Exercise goal ▸ Copy out every record below, word for word.

Record list ▸
┏━━

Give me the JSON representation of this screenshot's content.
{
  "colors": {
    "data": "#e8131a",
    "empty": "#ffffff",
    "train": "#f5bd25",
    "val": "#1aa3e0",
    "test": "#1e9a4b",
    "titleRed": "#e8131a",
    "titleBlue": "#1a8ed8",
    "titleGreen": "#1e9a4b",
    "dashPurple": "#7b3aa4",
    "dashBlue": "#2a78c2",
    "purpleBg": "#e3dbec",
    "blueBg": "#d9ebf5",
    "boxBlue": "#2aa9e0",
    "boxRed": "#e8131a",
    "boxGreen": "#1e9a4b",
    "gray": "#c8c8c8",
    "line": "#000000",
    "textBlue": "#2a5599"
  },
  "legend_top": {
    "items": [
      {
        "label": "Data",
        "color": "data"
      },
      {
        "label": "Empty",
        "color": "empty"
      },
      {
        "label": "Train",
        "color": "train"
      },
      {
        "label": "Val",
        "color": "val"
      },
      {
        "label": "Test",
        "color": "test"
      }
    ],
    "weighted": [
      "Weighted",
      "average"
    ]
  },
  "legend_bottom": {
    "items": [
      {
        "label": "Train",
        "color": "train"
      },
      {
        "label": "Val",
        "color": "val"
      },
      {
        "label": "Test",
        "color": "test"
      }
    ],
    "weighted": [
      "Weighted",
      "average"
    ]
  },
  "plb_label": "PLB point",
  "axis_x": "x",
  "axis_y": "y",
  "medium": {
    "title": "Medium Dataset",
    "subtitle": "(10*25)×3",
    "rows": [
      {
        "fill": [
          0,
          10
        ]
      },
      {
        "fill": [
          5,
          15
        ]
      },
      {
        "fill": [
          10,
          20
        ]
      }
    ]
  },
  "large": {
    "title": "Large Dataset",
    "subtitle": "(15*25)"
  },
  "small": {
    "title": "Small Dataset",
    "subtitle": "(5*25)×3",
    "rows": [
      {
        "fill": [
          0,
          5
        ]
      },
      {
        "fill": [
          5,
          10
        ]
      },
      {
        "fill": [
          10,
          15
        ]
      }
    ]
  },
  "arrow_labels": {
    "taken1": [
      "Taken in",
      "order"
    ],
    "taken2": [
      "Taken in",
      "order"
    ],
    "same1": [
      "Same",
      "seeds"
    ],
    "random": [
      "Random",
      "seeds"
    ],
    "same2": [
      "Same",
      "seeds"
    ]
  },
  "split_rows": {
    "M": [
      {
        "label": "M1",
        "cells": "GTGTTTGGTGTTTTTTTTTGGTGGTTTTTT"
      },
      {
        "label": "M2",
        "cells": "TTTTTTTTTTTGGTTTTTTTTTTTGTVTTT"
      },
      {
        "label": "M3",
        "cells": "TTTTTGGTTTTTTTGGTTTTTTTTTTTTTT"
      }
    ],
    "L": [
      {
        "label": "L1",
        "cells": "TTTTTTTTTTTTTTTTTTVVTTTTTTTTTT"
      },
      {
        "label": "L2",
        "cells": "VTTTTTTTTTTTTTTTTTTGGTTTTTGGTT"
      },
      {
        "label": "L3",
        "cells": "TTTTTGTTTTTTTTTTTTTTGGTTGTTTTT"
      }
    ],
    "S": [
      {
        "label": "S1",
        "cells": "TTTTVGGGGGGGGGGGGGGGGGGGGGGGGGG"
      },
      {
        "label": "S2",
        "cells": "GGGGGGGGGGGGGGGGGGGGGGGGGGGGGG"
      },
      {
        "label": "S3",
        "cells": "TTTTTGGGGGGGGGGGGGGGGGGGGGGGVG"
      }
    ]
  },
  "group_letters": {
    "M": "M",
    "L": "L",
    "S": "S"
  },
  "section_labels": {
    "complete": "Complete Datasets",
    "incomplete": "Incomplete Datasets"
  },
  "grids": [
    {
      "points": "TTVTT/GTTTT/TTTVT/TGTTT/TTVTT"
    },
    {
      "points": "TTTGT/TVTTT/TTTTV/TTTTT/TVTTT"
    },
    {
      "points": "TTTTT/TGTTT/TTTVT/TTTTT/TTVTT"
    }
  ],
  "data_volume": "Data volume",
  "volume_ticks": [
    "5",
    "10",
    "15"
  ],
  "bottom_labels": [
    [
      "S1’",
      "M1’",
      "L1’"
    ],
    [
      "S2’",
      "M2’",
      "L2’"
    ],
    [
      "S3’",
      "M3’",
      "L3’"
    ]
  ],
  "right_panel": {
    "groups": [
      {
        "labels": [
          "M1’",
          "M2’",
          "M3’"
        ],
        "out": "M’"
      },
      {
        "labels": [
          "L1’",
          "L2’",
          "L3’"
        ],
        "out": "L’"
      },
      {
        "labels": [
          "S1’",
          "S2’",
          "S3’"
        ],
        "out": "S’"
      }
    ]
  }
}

┗━━

Worked answer ▸
Give me the JSON representation of this screenshot's content.
{
  "colors": {
    "data": "#e8131a",
    "empty": "#ffffff",
    "train": "#f5bd25",
    "val": "#1aa3e0",
    "test": "#1e9a4b",
    "titleRed": "#e8131a",
    "titleBlue": "#1a8ed8",
    "titleGreen": "#1e9a4b",
    "dashPurple": "#7b3aa4",
    "dashBlue": "#2a78c2",
    "purpleBg": "#e3dbec",
    "blueBg": "#d9ebf5",
    "boxBlue": "#2aa9e0",
    "boxRed": "#e8131a",
    "boxGreen": "#1e9a4b",
    "gray": "#c8c8c8",
    "line": "#000000",
    "textBlue": "#2a5599"
  },
  "legend_top": {
    "items": [
      {
        "label": "Data",
        "color": "data"
      },
      {
        "label": "Empty",
        "color": "empty"
      },
      {
        "label": "Train",
        "color": "train"
      },
      {
        "label": "Val",
        "color": "val"
      },
      {
        "label": "Test",
        "color": "test"
      }
    ],
    "weighted": [
      "Weighted",
      "average"
    ]
  },
  "legend_bottom": {
    "items": [
      {
        "label": "Train",
        "color": "train"
      },
      {
        "label": "Val",
        "color": "val"
      },
      {
        "label": "Test",
        "color": "test"
      }
    ],
    "weighted": [
      "Weighted",
      "average"
    ]
  },
  "plb_label": "PLB point",
  "axis_x": "x",
  "axis_y": "y",
  "medium": {
    "title": "Medium Dataset",
    "subtitle": "(10*25)×3",
    "rows": [
      {
        "fill": [
          0,
          10
        ]
      },
      {
        "fill": [
          5,
          15
        ]
      },
      {
        "fill": [
          10,
          20
        ]
      }
    ]
  },
  "large": {
    "title": "Large Dataset",
    "subtitle": "(15*25)"
  },
  "small": {
    "title": "Small Dataset",
    "subtitle": "(5*25)×3",
    "rows": [
      {
        "fill": [
          0,
          5
        ]
      },
      {
        "fill": [
          5,
          10
        ]
      },
      {
        "fill": [
          10,
          15
        ]
      }
    ]
  },
  "arrow_labels": {
    "taken1": [
      "Taken in",
      "order"
    ],
    "taken2": [
      "Taken in",
      "order"
    ],
    "same1": [
      "Same",
      "seeds"
    ],
    "random": [
      "Random",
      "seeds"
    ],
    "same2": [
      "Same",
      "seeds"
    ]
  },
  "split_rows": {
    "M": [
      {
        "label": "M1",
        "cells": "GTGTTTGGTGTTTTTTTTTGGTGGTTTTTT"
      },
      {
        "label": "M2",
        "cells": "TTTTTTTTTTTGGTTTTTTTTTTTGTVTTT"
      },
      {
        "label": "M3",
        "cells": "TTTTTGGTTTTTTTGGTTTTTTTTTTTTTT"
      }
    ],
    "L": [
      {
        "label": "L1",
        "cells": "TTTTTTTTTTTTTTTTTTVVTTTTTTTTTT"
      },
      {
        "label": "L2",
        "cells": "VTTTTTTTTTTTTTTTTTTGGTTTTTGGTT"
      },
      {
        "label": "L3",
        "cells": "TTTTTGTTTTTTTTTTTTTTGGTTGTTTTT"
      }
    ],
    "S": [
      {
        "label": "S1",
        "cells": "TTTTVGGGGGGGGGGGGGGGGGGGGGGGGGG"
      },
      {
        "label": "S2",
        "cells": "GGGGGGGGGGGGGGGGGGGGGGGGGGGGGG"
      },
      {
        "label": "S3",
        "cells": "TTTTTGGGGGGGGGGGGGGGGGGGGGGGVG"
      }
    ]
  },
  "group_letters": {
    "M": "M",
    "L": "L",
    "S": "S"
  },
  "section_labels": {
    "complete": "Complete Datasets",
    "incomplete": "Incomplete Datasets"
  },
  "grids": [
    {
      "points": "TTVTT/GTTTT/TTTVT/TGTTT/TTVTT"
    },
    {
      "points": "TTTGT/TVTTT/TTTTV/TTTTT/TVTTT"
    },
    {
      "points": "TTTTT/TGTTT/TTTVT/TTTTT/TTVTT"
    }
  ],
  "data_volume": "Data volume",
  "volume_ticks": [
    "5",
    "10",
    "15"
  ],
  "bottom_labels": [
    [
      "S1’",
      "M1’",
      "L1’"
    ],
    [
      "S2’",
      "M2’",
      "L2’"
    ],
    [
      "S3’",
      "M3’",
      "L3’"
    ]
  ],
  "right_panel": {
    "groups": [
      {
        "labels": [
          "M1’",
          "M2’",
          "M3’"
        ],
        "out": "M’"
      },
      {
        "labels": [
          "L1’",
          "L2’",
          "L3’"
        ],
        "out": "L’"
      },
      {
        "labels": [
          "S1’",
          "S2’",
          "S3’"
        ],
        "out": "S’"
      }
    ]
  }
}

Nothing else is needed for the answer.